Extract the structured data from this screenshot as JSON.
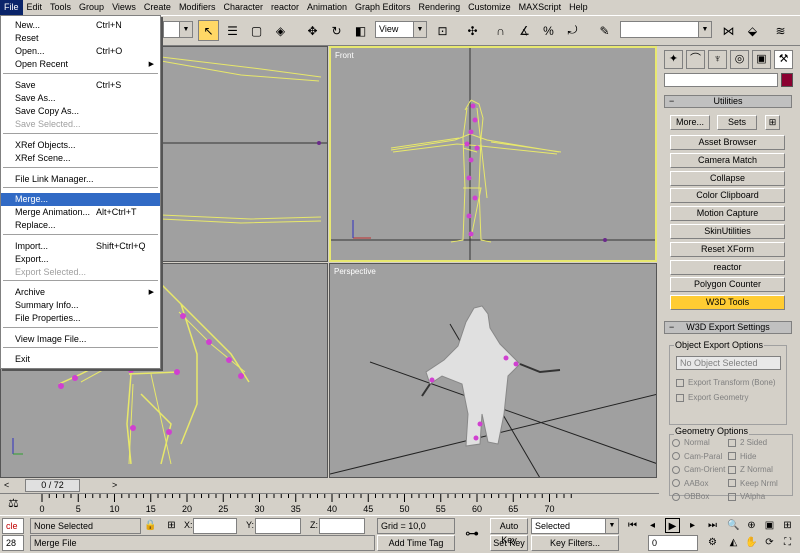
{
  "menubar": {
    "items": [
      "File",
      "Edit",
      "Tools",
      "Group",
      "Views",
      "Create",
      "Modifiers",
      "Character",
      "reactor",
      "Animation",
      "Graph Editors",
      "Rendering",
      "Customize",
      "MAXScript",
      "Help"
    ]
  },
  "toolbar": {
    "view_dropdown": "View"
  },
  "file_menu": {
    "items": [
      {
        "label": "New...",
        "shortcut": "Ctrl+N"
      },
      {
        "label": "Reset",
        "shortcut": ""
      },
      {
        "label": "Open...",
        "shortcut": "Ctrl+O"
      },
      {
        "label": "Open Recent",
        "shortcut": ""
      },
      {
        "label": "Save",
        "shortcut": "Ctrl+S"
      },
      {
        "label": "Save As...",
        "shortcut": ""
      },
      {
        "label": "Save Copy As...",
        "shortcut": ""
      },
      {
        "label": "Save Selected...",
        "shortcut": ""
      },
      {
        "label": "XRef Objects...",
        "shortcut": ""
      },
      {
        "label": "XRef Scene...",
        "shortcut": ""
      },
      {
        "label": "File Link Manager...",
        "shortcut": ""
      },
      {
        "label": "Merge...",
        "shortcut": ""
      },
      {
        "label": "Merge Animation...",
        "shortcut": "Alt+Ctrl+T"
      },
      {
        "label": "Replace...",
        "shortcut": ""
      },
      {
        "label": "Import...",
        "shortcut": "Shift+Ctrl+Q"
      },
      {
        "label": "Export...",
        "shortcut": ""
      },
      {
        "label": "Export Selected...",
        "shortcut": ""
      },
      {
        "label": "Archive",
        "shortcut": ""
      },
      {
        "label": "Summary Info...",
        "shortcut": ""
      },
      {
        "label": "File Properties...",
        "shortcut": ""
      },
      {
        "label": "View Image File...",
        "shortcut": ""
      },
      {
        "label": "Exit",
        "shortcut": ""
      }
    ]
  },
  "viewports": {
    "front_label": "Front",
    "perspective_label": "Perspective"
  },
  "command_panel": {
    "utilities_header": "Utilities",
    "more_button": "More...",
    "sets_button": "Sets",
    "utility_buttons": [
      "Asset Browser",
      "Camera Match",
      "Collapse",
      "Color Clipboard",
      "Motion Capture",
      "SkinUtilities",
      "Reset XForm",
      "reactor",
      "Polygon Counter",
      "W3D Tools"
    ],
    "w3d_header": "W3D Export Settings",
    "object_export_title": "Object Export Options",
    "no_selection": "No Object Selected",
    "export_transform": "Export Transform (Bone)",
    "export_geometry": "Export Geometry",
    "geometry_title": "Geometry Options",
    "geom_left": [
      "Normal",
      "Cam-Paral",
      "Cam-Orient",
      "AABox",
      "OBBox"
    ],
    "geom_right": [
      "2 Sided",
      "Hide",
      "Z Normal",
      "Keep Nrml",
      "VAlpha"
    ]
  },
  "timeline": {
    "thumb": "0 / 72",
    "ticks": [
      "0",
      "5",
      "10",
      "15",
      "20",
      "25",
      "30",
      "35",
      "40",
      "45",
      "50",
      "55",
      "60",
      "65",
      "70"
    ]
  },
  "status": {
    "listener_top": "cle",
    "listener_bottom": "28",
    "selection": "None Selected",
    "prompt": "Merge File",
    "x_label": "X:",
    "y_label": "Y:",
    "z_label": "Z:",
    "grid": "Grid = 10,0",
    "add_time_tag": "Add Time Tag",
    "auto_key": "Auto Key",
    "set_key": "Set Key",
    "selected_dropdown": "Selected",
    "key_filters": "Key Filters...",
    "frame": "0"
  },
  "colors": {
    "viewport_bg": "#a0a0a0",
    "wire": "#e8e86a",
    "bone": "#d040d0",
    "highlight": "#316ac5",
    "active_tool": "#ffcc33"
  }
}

......

● **Given instruction**
Copy out all lines that carry the word "Export".

● **Written reply**
        "label": "Export...",
        "label": "Export Selected...",
    "w3d_header": "W3D Export Settings",
    "object_export_title": "Object Export Options",
    "export_transform": "Export Transform (Bone)",
    "export_geometry": "Export Geometry",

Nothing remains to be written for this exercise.